Below is a listing to write out in full, exactly as given, without its pictures.
*** EXERCISE MATERIAL ***
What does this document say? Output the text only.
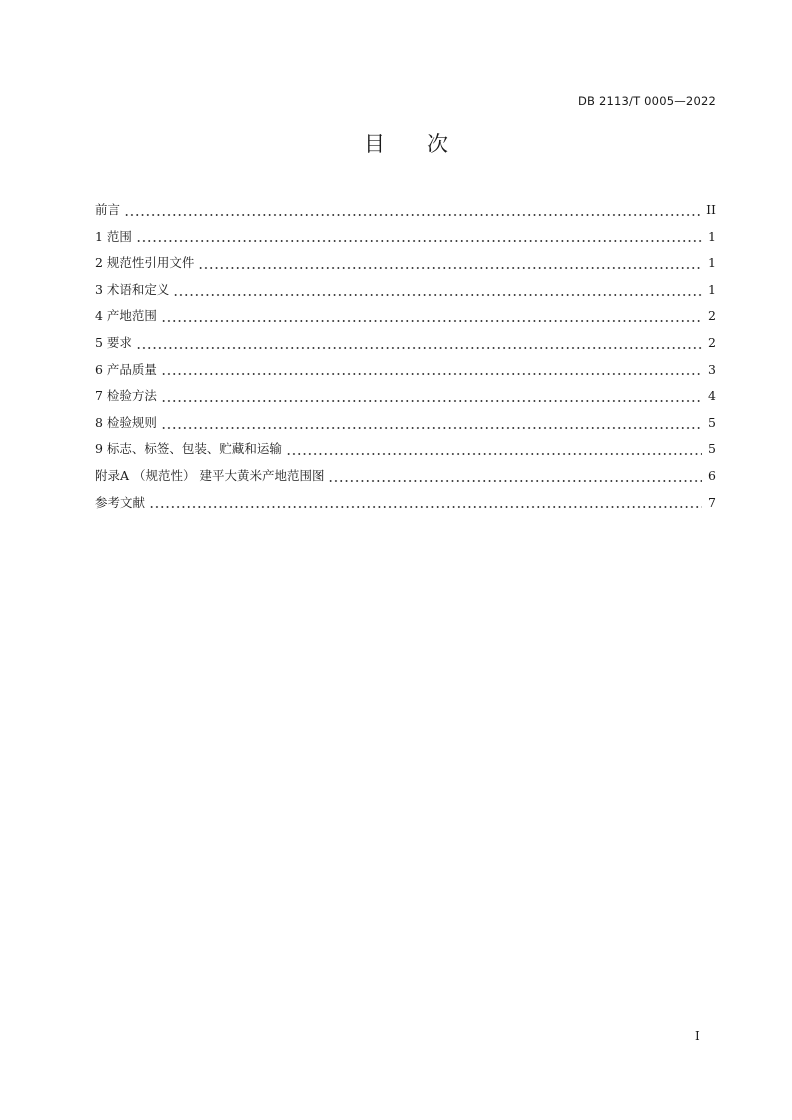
DB 2113/T 0005—2022
目　　次
前言	II
1 范围	1
2 规范性引用文件	1
3 术语和定义	1
4 产地范围	2
5 要求	2
6 产品质量	3
7 检验方法	4
8 检验规则	5
9 标志、标签、包装、贮藏和运输	5
附录A （规范性） 建平大黄米产地范围图	6
参考文献	7
I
***
◆ **REPLY TO THE EXERCISE**:
What does this document say? Output the text only.
DB 2113/T 0005—2022
目　　次
前言	II
1 范围	1
2 规范性引用文件	1
3 术语和定义	1
4 产地范围	2
5 要求	2
6 产品质量	3
7 检验方法	4
8 检验规则	5
9 标志、标签、包装、贮藏和运输	5
附录A （规范性） 建平大黄米产地范围图	6
参考文献	7
I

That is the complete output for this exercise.